# start of SUPPLIED MATERIAL
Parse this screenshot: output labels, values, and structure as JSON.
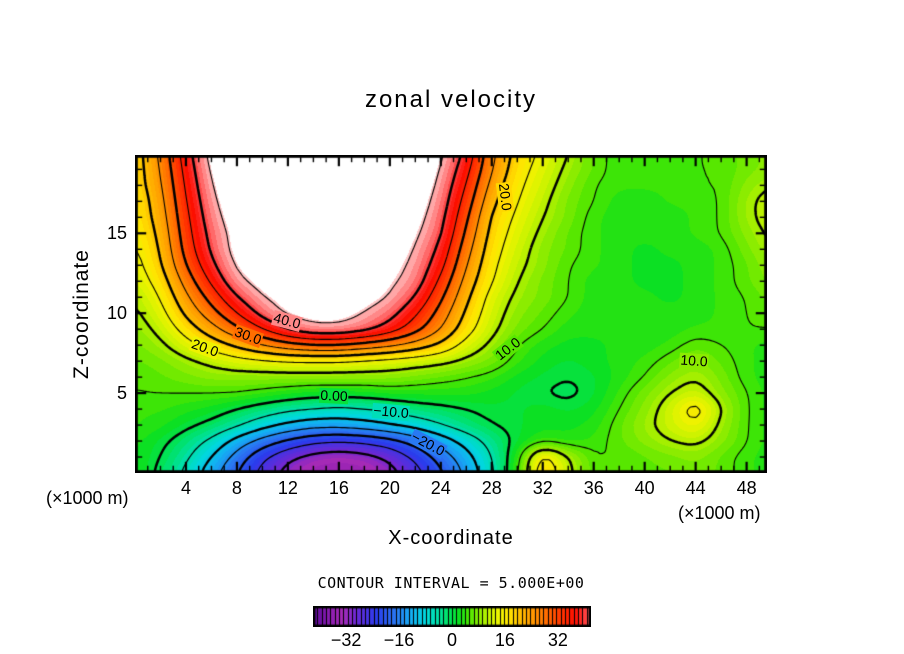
{
  "figure": {
    "title": "zonal velocity",
    "x_axis_label": "X-coordinate",
    "y_axis_label": "Z-coordinate",
    "unit_note_left": "(×1000 m)",
    "unit_note_right": "(×1000 m)",
    "contour_interval_label": "CONTOUR INTERVAL = 5.000E+00"
  },
  "chart_data": {
    "type": "filled-contour",
    "title": "zonal velocity",
    "xlabel": "X-coordinate (×1000 m)",
    "ylabel": "Z-coordinate (×1000 m)",
    "contour_interval": 5.0,
    "x_range": [
      0,
      49.6
    ],
    "z_range": [
      0,
      19.9
    ],
    "x_major_ticks": [
      4,
      8,
      12,
      16,
      20,
      24,
      28,
      32,
      36,
      40,
      44,
      48
    ],
    "x_minor_step": 1,
    "z_major_ticks": [
      5,
      10,
      15
    ],
    "z_minor_step": 1,
    "levels": [
      -30,
      -25,
      -20,
      -15,
      -10,
      -5,
      0,
      5,
      10,
      15,
      20,
      25,
      30,
      35,
      40,
      45
    ],
    "band_step": 1.25,
    "white_above": 45.5,
    "x": [
      0,
      2,
      4,
      6,
      8,
      10,
      12,
      14,
      16,
      18,
      20,
      22,
      24,
      26,
      28,
      30,
      32,
      34,
      36,
      38,
      40,
      42,
      44,
      46,
      48,
      50
    ],
    "z": [
      0,
      1,
      2,
      3,
      4,
      5,
      6,
      7,
      8,
      9,
      10,
      11,
      12,
      13,
      14,
      15,
      16,
      17,
      18,
      19,
      20
    ],
    "values": [
      [
        3,
        -1,
        -6,
        -13,
        -20,
        -27,
        -32,
        -35,
        -36,
        -35,
        -32,
        -27,
        -21,
        -14,
        -6,
        4,
        20,
        11,
        5,
        5,
        6,
        6,
        7,
        6,
        4,
        3
      ],
      [
        3,
        0,
        -4,
        -10,
        -17,
        -24,
        -29,
        -32,
        -33,
        -32,
        -29,
        -24,
        -18,
        -12,
        -5,
        3,
        18,
        10,
        5,
        5,
        6,
        7,
        8,
        6,
        4,
        3
      ],
      [
        3,
        1,
        -2,
        -6,
        -12,
        -17,
        -21,
        -24,
        -25,
        -24,
        -22,
        -18,
        -13,
        -8,
        -3,
        1,
        4,
        3,
        4,
        6,
        8,
        10,
        11,
        8,
        5,
        3
      ],
      [
        4,
        3,
        1,
        -1,
        -4,
        -8,
        -11,
        -13,
        -13,
        -12,
        -10,
        -8,
        -5,
        -2,
        0,
        1,
        2,
        2,
        3,
        6,
        9,
        12,
        15,
        9,
        5,
        3
      ],
      [
        4,
        4,
        3,
        2,
        0,
        -2,
        -4,
        -5,
        -6,
        -5,
        -4,
        -2,
        -1,
        0,
        1,
        1,
        2,
        1,
        2,
        5,
        8,
        12,
        18,
        10,
        5,
        3
      ],
      [
        5,
        5,
        5,
        5,
        5,
        4,
        3,
        2,
        2,
        2,
        3,
        3,
        3,
        3,
        2,
        1,
        0,
        -1,
        1,
        4,
        7,
        10,
        12,
        8,
        5,
        3
      ],
      [
        5,
        6,
        7,
        8,
        8,
        8,
        8,
        8,
        8,
        8,
        8,
        7,
        6,
        5,
        4,
        2,
        1,
        0,
        1,
        3,
        5,
        8,
        10,
        7,
        4,
        3
      ],
      [
        6,
        7,
        9,
        11,
        13,
        14,
        15,
        15,
        15,
        14,
        13,
        12,
        11,
        9,
        7,
        4,
        2,
        1,
        2,
        3,
        4,
        6,
        8,
        6,
        4,
        3
      ],
      [
        7,
        9,
        13,
        17,
        21,
        25,
        28,
        30,
        30,
        28,
        26,
        23,
        19,
        13,
        9,
        5,
        3,
        2,
        2,
        3,
        3,
        4,
        6,
        5,
        4,
        3
      ],
      [
        8,
        11,
        17,
        23,
        29,
        35,
        41,
        44,
        44,
        42,
        38,
        32,
        25,
        17,
        11,
        7,
        5,
        3,
        3,
        3,
        3,
        3,
        4,
        4,
        5,
        5
      ],
      [
        9,
        13,
        21,
        28,
        35,
        42,
        46,
        47,
        47,
        45,
        42,
        36,
        28,
        19,
        12,
        8,
        6,
        4,
        3,
        3,
        3,
        3,
        3,
        4,
        5,
        6
      ],
      [
        10,
        15,
        24,
        32,
        40,
        45,
        47,
        48,
        48,
        47,
        45,
        40,
        31,
        21,
        13,
        9,
        7,
        5,
        3,
        3,
        3,
        2,
        3,
        4,
        5,
        7
      ],
      [
        12,
        17,
        27,
        36,
        44,
        47,
        49,
        50,
        50,
        48,
        46,
        43,
        34,
        23,
        15,
        10,
        7,
        5,
        3,
        3,
        2,
        2,
        3,
        4,
        6,
        8
      ],
      [
        13,
        19,
        30,
        39,
        46,
        48,
        50,
        51,
        51,
        50,
        47,
        44,
        37,
        25,
        16,
        11,
        8,
        5,
        4,
        3,
        2,
        2,
        3,
        4,
        6,
        9
      ],
      [
        14,
        20,
        32,
        41,
        47,
        49,
        51,
        52,
        52,
        51,
        48,
        45,
        39,
        27,
        17,
        12,
        8,
        6,
        4,
        3,
        2,
        3,
        3,
        4,
        7,
        10
      ],
      [
        15,
        21,
        33,
        42,
        47,
        50,
        52,
        53,
        53,
        52,
        49,
        46,
        41,
        29,
        18,
        13,
        9,
        6,
        4,
        3,
        3,
        3,
        4,
        5,
        8,
        11
      ],
      [
        16,
        22,
        34,
        43,
        48,
        51,
        53,
        54,
        54,
        53,
        50,
        47,
        42,
        31,
        19,
        14,
        10,
        7,
        4,
        3,
        3,
        3,
        4,
        5,
        9,
        12
      ],
      [
        16,
        23,
        35,
        44,
        49,
        52,
        54,
        55,
        55,
        54,
        51,
        48,
        43,
        33,
        21,
        15,
        11,
        7,
        5,
        3,
        3,
        4,
        4,
        5,
        9,
        12
      ],
      [
        17,
        24,
        36,
        45,
        50,
        53,
        55,
        56,
        56,
        55,
        52,
        49,
        44,
        35,
        23,
        16,
        12,
        8,
        5,
        4,
        4,
        4,
        5,
        5,
        8,
        10
      ],
      [
        17,
        25,
        37,
        46,
        51,
        54,
        56,
        57,
        57,
        56,
        53,
        50,
        45,
        37,
        25,
        17,
        13,
        9,
        6,
        4,
        4,
        5,
        5,
        5,
        7,
        8
      ],
      [
        17,
        26,
        38,
        47,
        52,
        55,
        57,
        58,
        58,
        57,
        54,
        51,
        46,
        39,
        26,
        18,
        14,
        10,
        6,
        4,
        4,
        5,
        5,
        5,
        7,
        8
      ]
    ],
    "palette": [
      [
        -42,
        "#5c0a9a"
      ],
      [
        -37,
        "#8a1cb0"
      ],
      [
        -33,
        "#a62ab6"
      ],
      [
        -29,
        "#6a28d4"
      ],
      [
        -23,
        "#2a3cec"
      ],
      [
        -17,
        "#2a78f2"
      ],
      [
        -12,
        "#12b2f2"
      ],
      [
        -8,
        "#00d8dc"
      ],
      [
        -4,
        "#00e0a0"
      ],
      [
        -1,
        "#00e25c"
      ],
      [
        2,
        "#0ce020"
      ],
      [
        5,
        "#4ae600"
      ],
      [
        8,
        "#8aec00"
      ],
      [
        11,
        "#c2f200"
      ],
      [
        14,
        "#ecf400"
      ],
      [
        17,
        "#ffe400"
      ],
      [
        21,
        "#ffb600"
      ],
      [
        25,
        "#ff9000"
      ],
      [
        29,
        "#ff6400"
      ],
      [
        33,
        "#ff3400"
      ],
      [
        37,
        "#fc0e00"
      ],
      [
        40,
        "#ff3c3c"
      ],
      [
        42.5,
        "#ff7878"
      ],
      [
        44.5,
        "#ffaaaa"
      ],
      [
        45.6,
        "#ffc8c8"
      ]
    ],
    "contour_labels": [
      {
        "text": "20.0",
        "x": 29.0,
        "z": 17.3,
        "rot": 83
      },
      {
        "text": "40.0",
        "x": 11.9,
        "z": 9.5,
        "rot": 15
      },
      {
        "text": "30.0",
        "x": 8.9,
        "z": 8.6,
        "rot": 20
      },
      {
        "text": "20.0",
        "x": 5.5,
        "z": 7.8,
        "rot": 20
      },
      {
        "text": "10.0",
        "x": 29.3,
        "z": 7.75,
        "rot": -38
      },
      {
        "text": "0.00",
        "x": 15.6,
        "z": 4.8,
        "rot": 3
      },
      {
        "text": "−10.0",
        "x": 20.1,
        "z": 3.8,
        "rot": 5
      },
      {
        "text": "−20.0",
        "x": 23.0,
        "z": 1.8,
        "rot": 28
      },
      {
        "text": "10.0",
        "x": 43.9,
        "z": 7.0,
        "rot": 4
      }
    ],
    "colorbar": {
      "min": -42,
      "max": 42,
      "cells": 64,
      "tick_values": [
        -32,
        -16,
        0,
        16,
        32
      ],
      "tick_labels": [
        "−32",
        "−16",
        "0",
        "16",
        "32"
      ]
    }
  }
}
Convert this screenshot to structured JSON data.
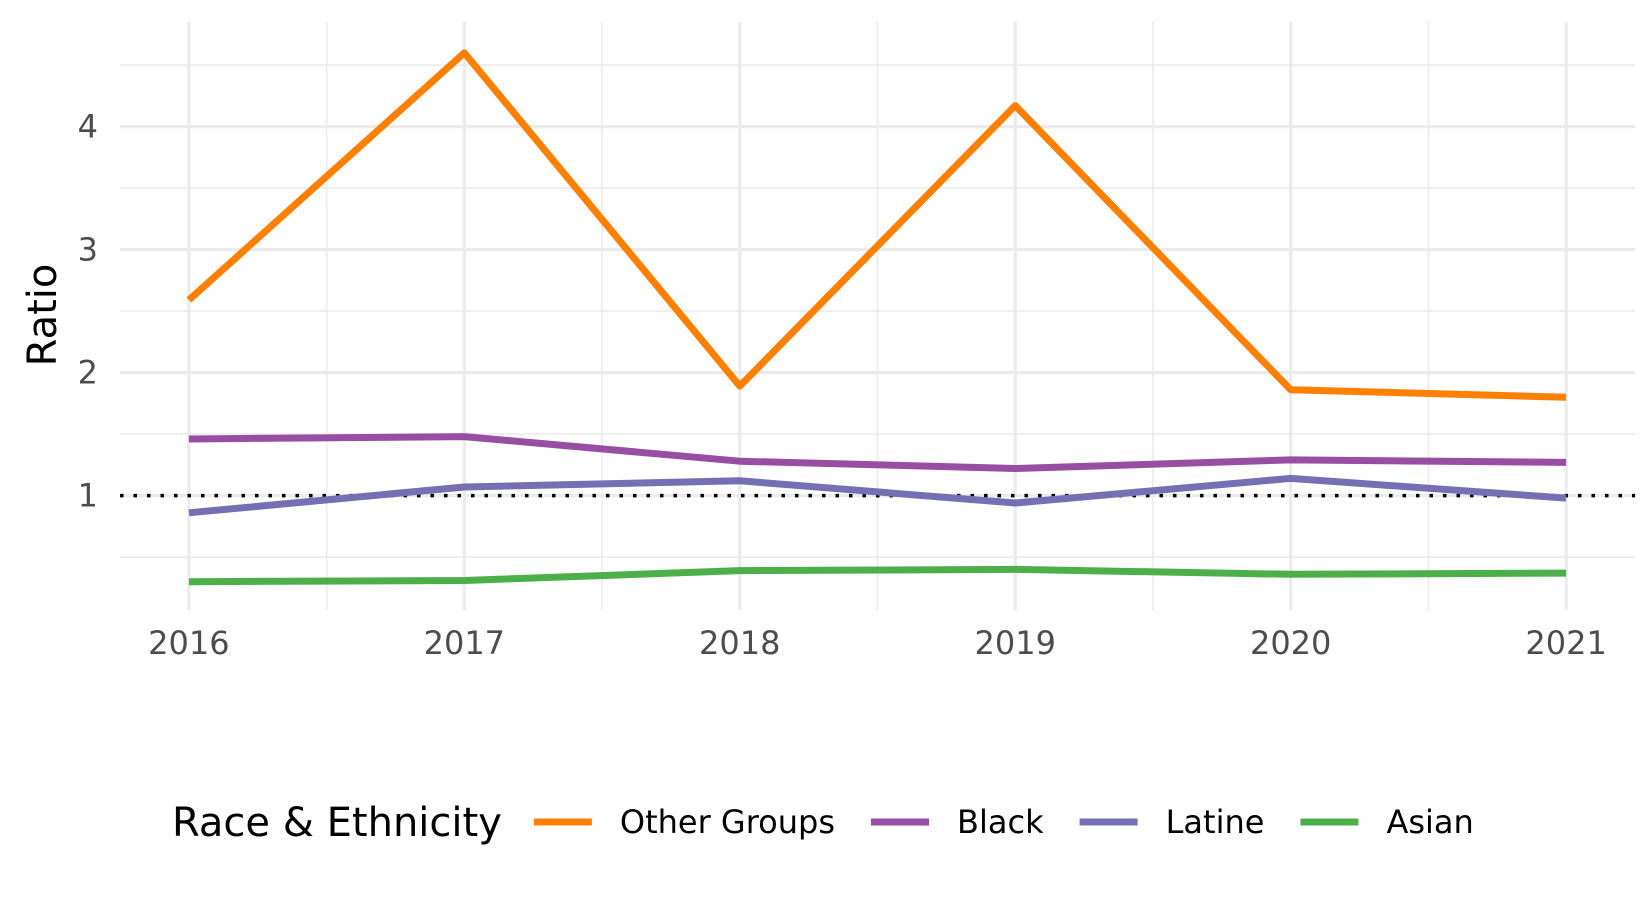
{
  "chart_data": {
    "type": "line",
    "title": "",
    "xlabel": "",
    "ylabel": "Ratio",
    "x": [
      2016,
      2017,
      2018,
      2019,
      2020,
      2021
    ],
    "xlim": [
      2015.75,
      2021.25
    ],
    "ylim": [
      0.07,
      4.85
    ],
    "yticks": [
      1,
      2,
      3,
      4
    ],
    "grid": true,
    "reference_line": {
      "y": 1,
      "style": "dotted",
      "color": "#000000"
    },
    "legend": {
      "title": "Race & Ethnicity",
      "position": "bottom"
    },
    "series": [
      {
        "name": "Other Groups",
        "color": "#ff7f00",
        "values": [
          2.59,
          4.6,
          1.89,
          4.17,
          1.86,
          1.8
        ]
      },
      {
        "name": "Black",
        "color": "#984ea3",
        "values": [
          1.46,
          1.48,
          1.28,
          1.22,
          1.29,
          1.27
        ]
      },
      {
        "name": "Latine",
        "color": "#7570b3",
        "values": [
          0.86,
          1.07,
          1.12,
          0.94,
          1.14,
          0.98
        ]
      },
      {
        "name": "Asian",
        "color": "#4daf4a",
        "values": [
          0.3,
          0.31,
          0.39,
          0.4,
          0.36,
          0.37
        ]
      }
    ]
  }
}
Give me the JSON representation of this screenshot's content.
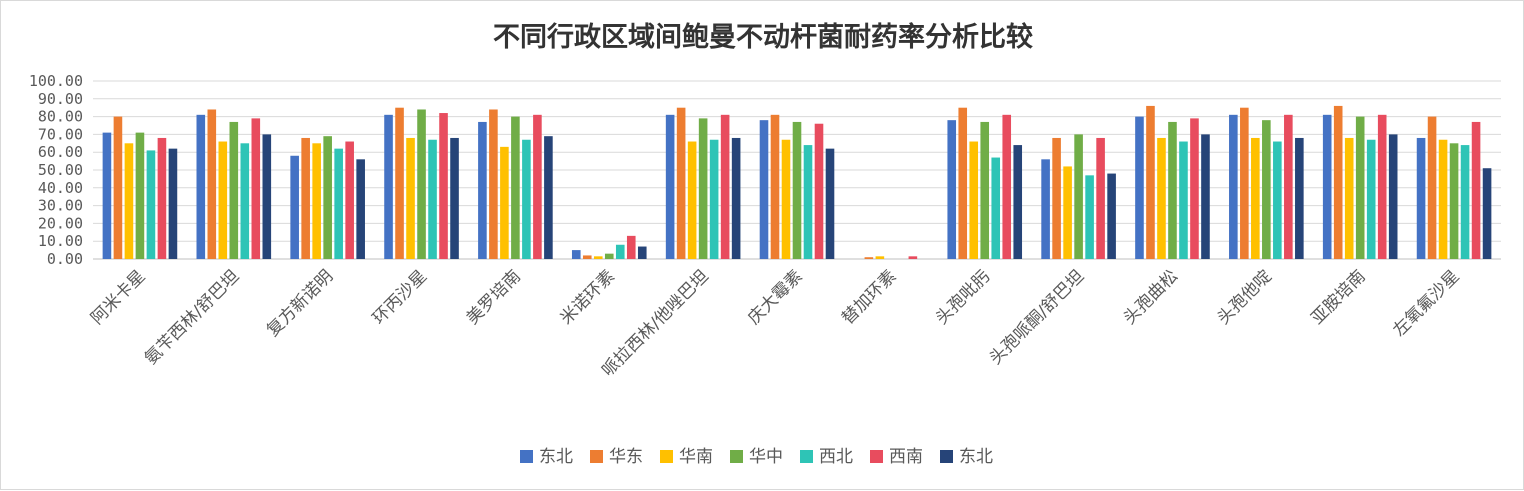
{
  "chart_data": {
    "type": "bar",
    "title": "不同行政区域间鲍曼不动杆菌耐药率分析比较",
    "xlabel": "",
    "ylabel": "",
    "ylim": [
      0,
      100
    ],
    "yticks": [
      "0.00",
      "10.00",
      "20.00",
      "30.00",
      "40.00",
      "50.00",
      "60.00",
      "70.00",
      "80.00",
      "90.00",
      "100.00"
    ],
    "grid": true,
    "legend_position": "bottom",
    "categories": [
      "阿米卡星",
      "氨苄西林/舒巴坦",
      "复方新诺明",
      "环丙沙星",
      "美罗培南",
      "米诺环素",
      "哌拉西林/他唑巴坦",
      "庆大霉素",
      "替加环素",
      "头孢吡肟",
      "头孢哌酮/舒巴坦",
      "头孢曲松",
      "头孢他啶",
      "亚胺培南",
      "左氧氟沙星"
    ],
    "series": [
      {
        "name": "东北",
        "color": "#4472C4",
        "values": [
          71,
          81,
          58,
          81,
          77,
          5,
          81,
          78,
          0,
          78,
          56,
          80,
          81,
          81,
          68
        ]
      },
      {
        "name": "华东",
        "color": "#ED7D31",
        "values": [
          80,
          84,
          68,
          85,
          84,
          2,
          85,
          81,
          1,
          85,
          68,
          86,
          85,
          86,
          80
        ]
      },
      {
        "name": "华南",
        "color": "#FFC000",
        "values": [
          65,
          66,
          65,
          68,
          63,
          1.5,
          66,
          67,
          1.5,
          66,
          52,
          68,
          68,
          68,
          67
        ]
      },
      {
        "name": "华中",
        "color": "#70AD47",
        "values": [
          71,
          77,
          69,
          84,
          80,
          3,
          79,
          77,
          0,
          77,
          70,
          77,
          78,
          80,
          65
        ]
      },
      {
        "name": "西北",
        "color": "#2EC4B6",
        "values": [
          61,
          65,
          62,
          67,
          67,
          8,
          67,
          64,
          0,
          57,
          47,
          66,
          66,
          67,
          64
        ]
      },
      {
        "name": "西南",
        "color": "#E84C5E",
        "values": [
          68,
          79,
          66,
          82,
          81,
          13,
          81,
          76,
          1.5,
          81,
          68,
          79,
          81,
          81,
          77
        ]
      },
      {
        "name": "东北",
        "color": "#264478",
        "values": [
          62,
          70,
          56,
          68,
          69,
          7,
          68,
          62,
          0,
          64,
          48,
          70,
          68,
          70,
          51
        ]
      }
    ]
  }
}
# end of SUPPLIED MATERIAL
WHAT YOU HAVE TO DO: Each line with the string "screenshot" in it needs to be found and copied.

FINISHED ANSWER:
Parse this screenshot: output labels, values, and structure as JSON.
Convert this screenshot to structured JSON data.
Give me the JSON representation of this screenshot's content.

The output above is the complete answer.